■ Provided records ■
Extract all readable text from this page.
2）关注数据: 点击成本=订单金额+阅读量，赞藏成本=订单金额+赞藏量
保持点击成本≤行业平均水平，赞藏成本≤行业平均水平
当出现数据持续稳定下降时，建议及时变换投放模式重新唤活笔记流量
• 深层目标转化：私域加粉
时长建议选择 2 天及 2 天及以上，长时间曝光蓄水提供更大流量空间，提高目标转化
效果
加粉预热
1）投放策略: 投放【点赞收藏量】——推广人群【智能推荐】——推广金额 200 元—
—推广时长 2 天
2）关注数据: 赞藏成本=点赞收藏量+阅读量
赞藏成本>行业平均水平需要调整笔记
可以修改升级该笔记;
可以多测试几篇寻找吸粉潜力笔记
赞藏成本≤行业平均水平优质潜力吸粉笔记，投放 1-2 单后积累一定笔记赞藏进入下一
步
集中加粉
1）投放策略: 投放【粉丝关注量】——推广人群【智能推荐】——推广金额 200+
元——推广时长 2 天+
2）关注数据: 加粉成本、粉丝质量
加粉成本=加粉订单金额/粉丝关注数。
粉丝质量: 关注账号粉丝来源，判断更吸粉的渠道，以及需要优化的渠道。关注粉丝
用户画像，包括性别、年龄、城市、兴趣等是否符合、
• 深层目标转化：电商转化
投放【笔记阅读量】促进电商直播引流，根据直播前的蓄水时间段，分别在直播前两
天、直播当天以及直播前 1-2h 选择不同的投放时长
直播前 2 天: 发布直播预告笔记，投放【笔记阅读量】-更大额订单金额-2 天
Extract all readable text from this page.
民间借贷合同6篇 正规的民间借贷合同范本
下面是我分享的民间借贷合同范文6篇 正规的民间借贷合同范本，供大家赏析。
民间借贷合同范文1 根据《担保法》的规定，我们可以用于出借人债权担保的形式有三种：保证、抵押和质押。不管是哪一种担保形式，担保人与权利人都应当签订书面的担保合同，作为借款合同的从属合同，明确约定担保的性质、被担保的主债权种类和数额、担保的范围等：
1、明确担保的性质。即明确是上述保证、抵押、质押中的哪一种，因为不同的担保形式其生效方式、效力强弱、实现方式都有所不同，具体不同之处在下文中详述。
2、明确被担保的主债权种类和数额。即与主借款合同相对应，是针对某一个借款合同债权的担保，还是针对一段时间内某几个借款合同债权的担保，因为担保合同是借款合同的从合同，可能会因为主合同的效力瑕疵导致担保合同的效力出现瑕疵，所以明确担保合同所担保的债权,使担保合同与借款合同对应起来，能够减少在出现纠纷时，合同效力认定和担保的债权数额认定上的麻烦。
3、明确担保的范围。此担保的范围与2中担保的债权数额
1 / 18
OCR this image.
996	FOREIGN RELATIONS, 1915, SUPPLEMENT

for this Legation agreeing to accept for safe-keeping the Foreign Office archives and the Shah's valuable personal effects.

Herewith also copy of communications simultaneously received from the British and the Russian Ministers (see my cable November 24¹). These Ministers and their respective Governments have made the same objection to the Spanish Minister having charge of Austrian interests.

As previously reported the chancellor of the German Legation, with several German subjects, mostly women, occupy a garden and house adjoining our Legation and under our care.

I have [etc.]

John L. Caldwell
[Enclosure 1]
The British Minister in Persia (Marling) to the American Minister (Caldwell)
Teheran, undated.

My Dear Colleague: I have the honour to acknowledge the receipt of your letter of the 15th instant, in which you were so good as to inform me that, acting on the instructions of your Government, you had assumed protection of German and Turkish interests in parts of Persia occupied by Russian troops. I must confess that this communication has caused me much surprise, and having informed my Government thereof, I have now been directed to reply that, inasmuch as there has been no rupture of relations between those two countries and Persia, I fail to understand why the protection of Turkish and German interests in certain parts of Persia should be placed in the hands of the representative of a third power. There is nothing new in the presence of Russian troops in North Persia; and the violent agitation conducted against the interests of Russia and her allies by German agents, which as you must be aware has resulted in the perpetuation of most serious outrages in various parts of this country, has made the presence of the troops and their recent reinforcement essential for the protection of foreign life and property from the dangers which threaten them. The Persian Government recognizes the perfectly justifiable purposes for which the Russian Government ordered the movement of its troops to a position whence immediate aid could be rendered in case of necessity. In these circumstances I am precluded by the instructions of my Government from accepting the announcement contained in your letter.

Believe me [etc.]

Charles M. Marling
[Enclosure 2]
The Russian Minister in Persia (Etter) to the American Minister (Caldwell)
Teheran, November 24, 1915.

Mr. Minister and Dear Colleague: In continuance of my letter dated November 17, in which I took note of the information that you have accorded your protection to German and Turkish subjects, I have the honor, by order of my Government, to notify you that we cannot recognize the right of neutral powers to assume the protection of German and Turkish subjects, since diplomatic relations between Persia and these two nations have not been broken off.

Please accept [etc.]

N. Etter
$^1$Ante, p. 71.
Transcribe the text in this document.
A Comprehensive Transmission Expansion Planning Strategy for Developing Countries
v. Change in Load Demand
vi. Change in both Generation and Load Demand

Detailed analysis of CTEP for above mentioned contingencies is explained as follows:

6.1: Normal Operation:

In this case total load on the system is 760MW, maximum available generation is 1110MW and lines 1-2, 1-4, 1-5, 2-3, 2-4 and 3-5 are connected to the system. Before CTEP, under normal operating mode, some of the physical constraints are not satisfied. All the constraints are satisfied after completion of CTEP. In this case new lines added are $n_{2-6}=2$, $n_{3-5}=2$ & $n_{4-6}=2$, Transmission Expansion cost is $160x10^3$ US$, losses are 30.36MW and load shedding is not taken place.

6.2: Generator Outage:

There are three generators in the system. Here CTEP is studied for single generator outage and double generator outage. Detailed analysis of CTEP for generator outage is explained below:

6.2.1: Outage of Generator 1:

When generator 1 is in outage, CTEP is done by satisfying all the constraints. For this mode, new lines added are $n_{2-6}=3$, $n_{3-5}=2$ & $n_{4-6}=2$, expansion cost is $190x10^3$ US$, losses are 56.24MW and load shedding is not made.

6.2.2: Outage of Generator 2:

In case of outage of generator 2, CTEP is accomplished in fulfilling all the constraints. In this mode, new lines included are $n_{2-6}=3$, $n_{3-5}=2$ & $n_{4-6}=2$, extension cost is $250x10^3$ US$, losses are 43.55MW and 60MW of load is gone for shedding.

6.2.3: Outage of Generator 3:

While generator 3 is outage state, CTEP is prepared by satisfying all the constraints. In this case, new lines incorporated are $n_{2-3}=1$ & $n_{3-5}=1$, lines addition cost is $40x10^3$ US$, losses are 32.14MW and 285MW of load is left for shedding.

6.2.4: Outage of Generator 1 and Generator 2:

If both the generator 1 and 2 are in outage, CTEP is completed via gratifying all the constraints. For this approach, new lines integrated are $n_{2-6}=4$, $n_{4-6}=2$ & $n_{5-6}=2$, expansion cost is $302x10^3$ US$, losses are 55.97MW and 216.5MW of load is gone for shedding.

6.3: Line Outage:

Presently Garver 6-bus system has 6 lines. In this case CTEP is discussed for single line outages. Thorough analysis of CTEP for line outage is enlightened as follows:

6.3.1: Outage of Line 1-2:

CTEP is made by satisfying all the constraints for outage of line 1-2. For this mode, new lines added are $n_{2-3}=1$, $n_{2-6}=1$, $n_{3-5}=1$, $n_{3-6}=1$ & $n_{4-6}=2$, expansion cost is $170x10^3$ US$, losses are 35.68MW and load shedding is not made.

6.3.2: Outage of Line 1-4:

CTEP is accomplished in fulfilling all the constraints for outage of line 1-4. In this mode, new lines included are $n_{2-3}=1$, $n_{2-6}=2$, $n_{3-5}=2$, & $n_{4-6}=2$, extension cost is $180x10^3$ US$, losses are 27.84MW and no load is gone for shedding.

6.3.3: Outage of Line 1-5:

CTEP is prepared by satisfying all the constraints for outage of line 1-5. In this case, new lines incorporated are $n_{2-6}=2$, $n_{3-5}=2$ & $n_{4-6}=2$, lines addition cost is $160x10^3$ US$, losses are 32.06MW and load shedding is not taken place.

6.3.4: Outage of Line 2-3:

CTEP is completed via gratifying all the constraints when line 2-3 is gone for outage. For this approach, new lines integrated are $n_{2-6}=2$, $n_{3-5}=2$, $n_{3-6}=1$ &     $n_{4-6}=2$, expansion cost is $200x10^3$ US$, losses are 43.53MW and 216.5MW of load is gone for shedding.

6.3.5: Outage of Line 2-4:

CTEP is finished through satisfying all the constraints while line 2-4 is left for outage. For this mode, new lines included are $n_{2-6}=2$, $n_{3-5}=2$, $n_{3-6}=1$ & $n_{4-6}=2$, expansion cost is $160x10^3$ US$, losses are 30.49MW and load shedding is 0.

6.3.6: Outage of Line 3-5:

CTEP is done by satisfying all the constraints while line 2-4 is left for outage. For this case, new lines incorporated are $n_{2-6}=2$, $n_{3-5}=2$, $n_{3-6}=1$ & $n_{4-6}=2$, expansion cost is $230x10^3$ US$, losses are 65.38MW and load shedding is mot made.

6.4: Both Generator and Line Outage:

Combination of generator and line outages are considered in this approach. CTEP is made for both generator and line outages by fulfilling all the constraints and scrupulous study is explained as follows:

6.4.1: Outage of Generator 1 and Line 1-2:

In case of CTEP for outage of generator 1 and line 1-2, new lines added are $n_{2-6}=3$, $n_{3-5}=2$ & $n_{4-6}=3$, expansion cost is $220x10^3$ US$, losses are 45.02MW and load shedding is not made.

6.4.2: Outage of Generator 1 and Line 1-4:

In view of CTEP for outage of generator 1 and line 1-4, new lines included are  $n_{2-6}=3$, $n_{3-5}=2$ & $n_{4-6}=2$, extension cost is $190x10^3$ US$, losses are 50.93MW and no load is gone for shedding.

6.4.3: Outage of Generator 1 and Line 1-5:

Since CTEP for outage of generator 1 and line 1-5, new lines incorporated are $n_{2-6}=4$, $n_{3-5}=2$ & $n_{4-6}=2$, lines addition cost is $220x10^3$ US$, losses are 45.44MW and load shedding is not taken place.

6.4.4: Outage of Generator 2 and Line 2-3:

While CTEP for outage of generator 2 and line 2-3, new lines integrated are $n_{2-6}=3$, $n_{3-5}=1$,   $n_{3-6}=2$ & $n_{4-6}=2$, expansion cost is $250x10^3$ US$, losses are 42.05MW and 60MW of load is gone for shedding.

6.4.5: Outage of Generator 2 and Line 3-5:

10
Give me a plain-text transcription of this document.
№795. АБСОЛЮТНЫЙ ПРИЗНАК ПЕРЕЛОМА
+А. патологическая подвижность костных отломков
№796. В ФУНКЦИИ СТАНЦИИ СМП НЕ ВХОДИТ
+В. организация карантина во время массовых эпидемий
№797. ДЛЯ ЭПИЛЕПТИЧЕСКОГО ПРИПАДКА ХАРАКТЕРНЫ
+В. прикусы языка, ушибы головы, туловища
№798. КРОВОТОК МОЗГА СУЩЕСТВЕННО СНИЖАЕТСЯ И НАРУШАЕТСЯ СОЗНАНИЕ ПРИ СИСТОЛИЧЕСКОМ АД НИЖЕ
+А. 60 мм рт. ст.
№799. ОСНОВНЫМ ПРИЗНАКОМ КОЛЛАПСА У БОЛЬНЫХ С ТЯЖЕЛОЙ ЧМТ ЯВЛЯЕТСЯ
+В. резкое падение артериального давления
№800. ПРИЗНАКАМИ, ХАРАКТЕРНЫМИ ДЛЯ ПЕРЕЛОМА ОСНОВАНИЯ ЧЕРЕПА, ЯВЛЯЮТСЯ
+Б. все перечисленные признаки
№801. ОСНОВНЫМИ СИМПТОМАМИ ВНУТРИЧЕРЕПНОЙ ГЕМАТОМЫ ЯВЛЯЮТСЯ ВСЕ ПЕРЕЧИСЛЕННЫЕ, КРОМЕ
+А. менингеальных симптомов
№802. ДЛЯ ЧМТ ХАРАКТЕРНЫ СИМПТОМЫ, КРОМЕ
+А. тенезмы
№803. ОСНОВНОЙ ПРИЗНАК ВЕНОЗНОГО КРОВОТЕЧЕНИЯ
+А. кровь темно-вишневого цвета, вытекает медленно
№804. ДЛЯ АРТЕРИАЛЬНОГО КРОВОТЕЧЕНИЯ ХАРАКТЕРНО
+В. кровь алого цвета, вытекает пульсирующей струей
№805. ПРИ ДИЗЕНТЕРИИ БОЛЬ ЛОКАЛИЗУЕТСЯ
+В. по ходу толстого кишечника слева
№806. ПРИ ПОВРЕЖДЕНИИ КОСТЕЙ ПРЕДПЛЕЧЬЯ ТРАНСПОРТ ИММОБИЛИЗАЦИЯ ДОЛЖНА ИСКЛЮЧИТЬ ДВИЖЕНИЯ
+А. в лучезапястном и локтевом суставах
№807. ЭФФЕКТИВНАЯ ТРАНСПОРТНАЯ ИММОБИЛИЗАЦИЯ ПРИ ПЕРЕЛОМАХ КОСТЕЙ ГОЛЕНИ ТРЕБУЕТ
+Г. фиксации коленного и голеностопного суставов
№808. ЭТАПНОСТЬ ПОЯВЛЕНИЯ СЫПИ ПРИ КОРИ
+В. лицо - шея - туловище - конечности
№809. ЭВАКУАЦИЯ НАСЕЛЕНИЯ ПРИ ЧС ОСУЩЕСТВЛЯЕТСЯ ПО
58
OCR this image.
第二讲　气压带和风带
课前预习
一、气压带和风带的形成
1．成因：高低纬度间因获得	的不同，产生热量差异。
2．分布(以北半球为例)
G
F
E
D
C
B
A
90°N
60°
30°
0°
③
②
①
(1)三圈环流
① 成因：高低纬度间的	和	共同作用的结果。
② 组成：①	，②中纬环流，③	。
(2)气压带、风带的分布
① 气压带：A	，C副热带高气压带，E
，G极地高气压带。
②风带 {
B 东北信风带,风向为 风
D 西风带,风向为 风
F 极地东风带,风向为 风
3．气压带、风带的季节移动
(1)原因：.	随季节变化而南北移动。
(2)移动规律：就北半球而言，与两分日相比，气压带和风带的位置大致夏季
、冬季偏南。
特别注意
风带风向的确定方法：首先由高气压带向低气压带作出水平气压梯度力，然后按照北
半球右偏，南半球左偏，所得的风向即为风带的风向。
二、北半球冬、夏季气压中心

■ What is asked ■
Pull every line holding "Change" out of the records.

■ Task solution ■
v. Change in Load Demand
vi. Change in both Generation and Load Demand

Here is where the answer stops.